***** ROWS

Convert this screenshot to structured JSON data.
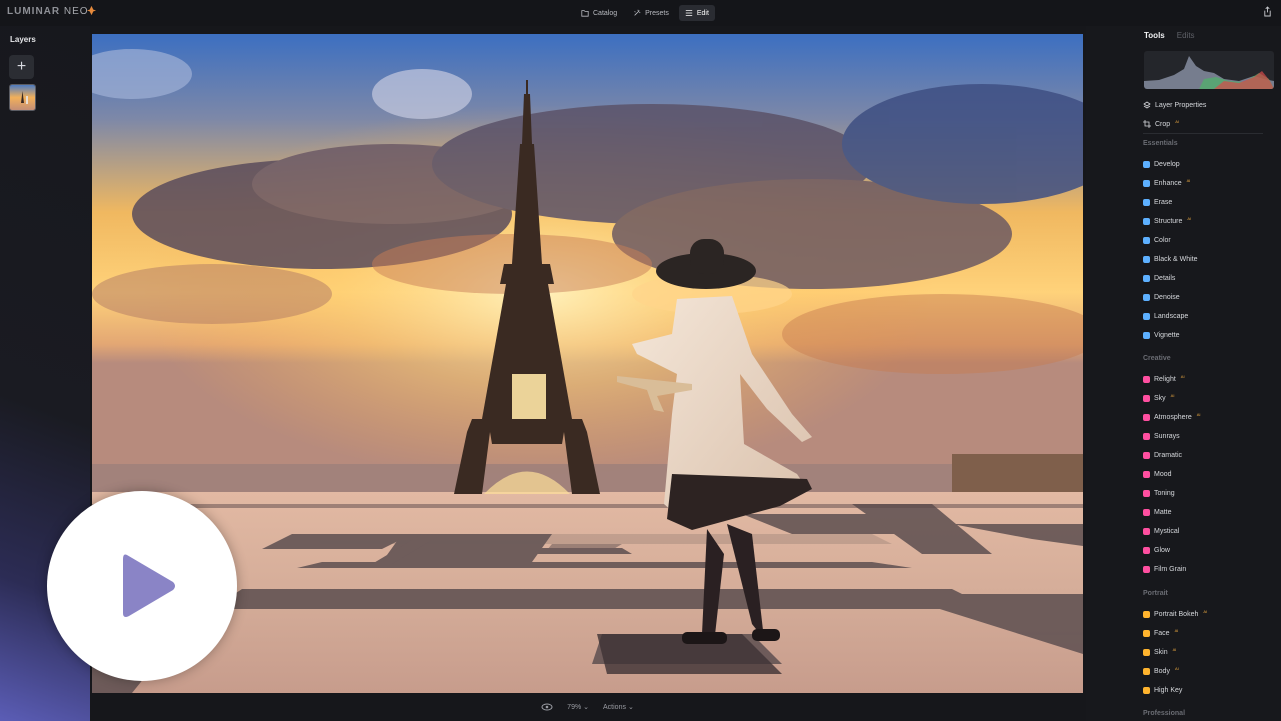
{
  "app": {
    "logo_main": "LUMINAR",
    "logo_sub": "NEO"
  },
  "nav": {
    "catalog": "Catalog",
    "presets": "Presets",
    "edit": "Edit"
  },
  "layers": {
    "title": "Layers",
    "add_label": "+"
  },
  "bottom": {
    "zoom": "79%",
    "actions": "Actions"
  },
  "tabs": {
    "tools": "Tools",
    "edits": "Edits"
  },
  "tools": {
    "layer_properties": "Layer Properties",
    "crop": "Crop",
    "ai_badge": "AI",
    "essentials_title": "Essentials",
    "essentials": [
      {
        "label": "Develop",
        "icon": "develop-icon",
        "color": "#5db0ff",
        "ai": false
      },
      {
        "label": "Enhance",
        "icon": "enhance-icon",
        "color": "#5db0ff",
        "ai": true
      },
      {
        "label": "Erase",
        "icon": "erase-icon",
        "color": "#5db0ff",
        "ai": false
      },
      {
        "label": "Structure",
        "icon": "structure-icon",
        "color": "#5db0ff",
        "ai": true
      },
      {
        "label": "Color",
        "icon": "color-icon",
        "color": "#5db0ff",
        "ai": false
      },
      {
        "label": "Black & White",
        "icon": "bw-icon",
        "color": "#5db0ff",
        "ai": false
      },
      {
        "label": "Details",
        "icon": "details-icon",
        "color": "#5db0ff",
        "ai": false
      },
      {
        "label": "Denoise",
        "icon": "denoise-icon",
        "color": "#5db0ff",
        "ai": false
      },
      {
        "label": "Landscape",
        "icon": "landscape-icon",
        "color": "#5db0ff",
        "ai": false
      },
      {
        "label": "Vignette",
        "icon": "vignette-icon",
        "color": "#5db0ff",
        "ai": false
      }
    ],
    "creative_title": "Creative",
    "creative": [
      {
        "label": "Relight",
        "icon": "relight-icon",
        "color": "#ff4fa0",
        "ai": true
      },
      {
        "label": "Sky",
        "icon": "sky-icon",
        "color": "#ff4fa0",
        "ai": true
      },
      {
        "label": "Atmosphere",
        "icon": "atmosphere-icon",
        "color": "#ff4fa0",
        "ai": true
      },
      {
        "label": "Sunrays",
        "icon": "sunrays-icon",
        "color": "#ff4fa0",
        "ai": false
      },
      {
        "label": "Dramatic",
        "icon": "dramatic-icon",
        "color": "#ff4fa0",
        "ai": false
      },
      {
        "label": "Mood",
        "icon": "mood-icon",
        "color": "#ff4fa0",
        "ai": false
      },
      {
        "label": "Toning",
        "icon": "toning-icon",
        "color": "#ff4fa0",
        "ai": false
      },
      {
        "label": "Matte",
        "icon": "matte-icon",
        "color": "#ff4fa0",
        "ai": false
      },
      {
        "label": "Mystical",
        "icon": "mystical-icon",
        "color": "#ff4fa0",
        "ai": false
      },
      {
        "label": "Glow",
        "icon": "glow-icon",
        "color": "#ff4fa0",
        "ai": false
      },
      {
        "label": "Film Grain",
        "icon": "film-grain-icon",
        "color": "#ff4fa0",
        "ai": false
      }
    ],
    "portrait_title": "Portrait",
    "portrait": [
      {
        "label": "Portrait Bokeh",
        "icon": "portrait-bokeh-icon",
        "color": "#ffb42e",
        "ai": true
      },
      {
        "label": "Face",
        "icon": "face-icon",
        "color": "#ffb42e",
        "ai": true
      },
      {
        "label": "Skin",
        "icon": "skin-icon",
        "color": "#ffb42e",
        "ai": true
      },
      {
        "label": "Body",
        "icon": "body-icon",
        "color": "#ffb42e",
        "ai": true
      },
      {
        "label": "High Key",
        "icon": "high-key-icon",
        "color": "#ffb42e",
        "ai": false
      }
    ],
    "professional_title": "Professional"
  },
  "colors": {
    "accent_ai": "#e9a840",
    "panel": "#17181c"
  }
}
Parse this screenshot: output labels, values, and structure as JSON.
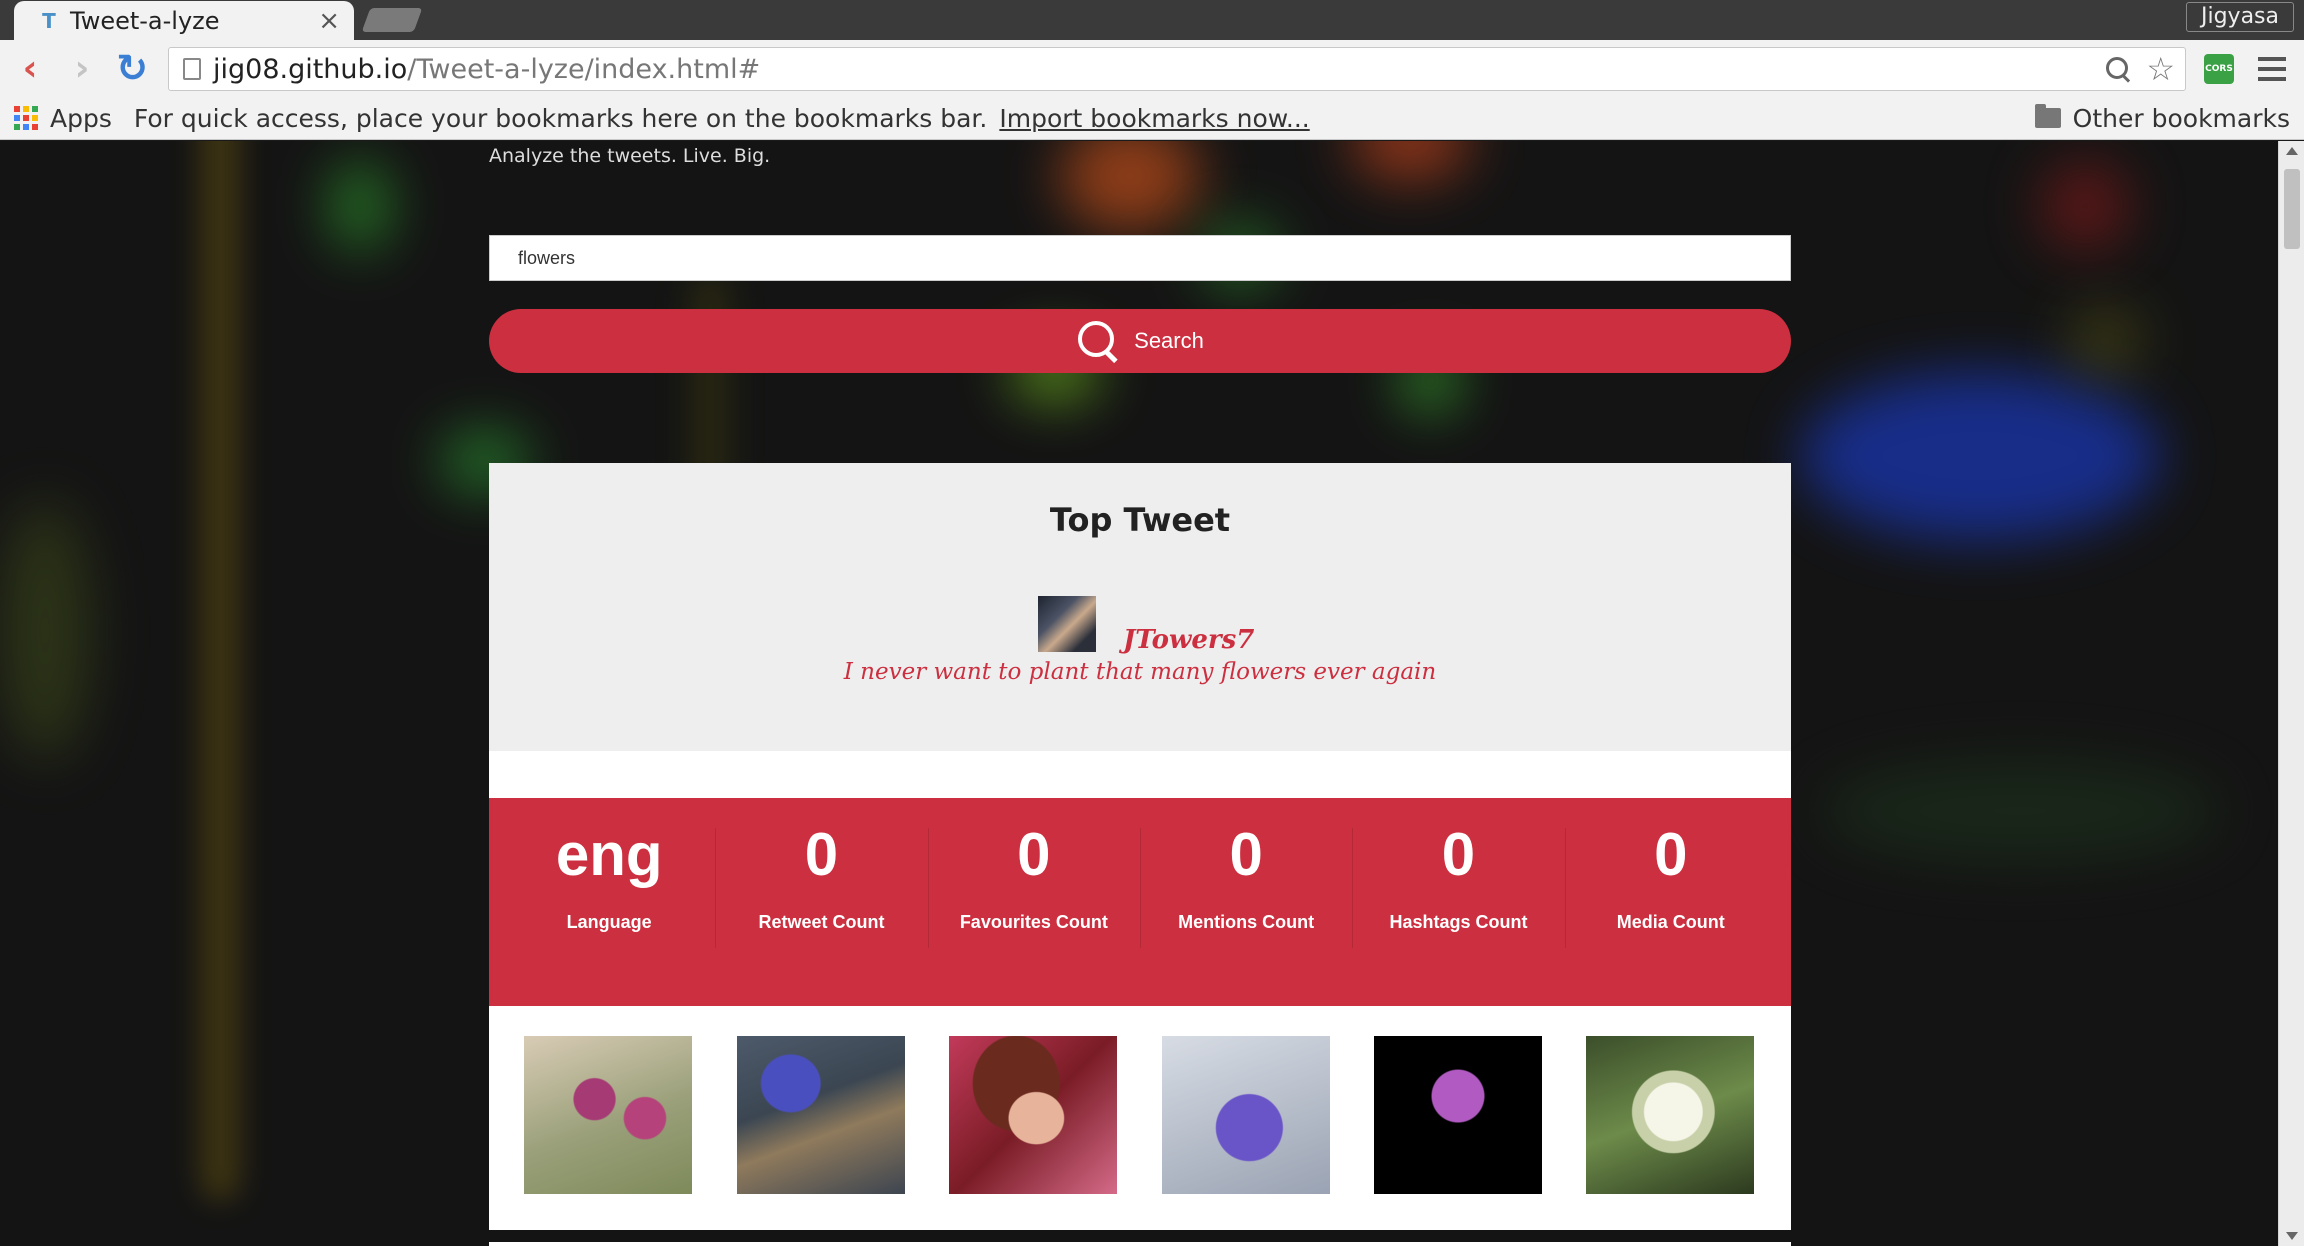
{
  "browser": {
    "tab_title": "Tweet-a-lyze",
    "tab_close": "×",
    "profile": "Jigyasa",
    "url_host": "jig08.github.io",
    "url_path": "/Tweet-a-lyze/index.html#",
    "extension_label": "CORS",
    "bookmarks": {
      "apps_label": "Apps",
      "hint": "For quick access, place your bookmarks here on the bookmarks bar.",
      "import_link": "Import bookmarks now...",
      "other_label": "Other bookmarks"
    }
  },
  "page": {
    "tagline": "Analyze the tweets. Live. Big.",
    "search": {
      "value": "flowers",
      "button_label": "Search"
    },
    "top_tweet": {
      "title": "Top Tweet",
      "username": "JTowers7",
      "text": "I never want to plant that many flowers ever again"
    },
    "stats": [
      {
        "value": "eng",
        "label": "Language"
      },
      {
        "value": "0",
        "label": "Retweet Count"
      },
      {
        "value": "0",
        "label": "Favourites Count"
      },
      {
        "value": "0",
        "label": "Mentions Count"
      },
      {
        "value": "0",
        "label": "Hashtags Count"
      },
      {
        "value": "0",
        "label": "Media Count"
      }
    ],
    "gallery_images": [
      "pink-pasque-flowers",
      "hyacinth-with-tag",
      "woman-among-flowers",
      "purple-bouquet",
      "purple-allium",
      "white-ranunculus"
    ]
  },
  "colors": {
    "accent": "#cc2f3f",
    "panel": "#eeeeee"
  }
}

**********

- _DIRECTIVE_:
Say, as a single number and nothing more, how many lines of the entries contain the word "JSON".

- _EXERCISE RESULT_:
2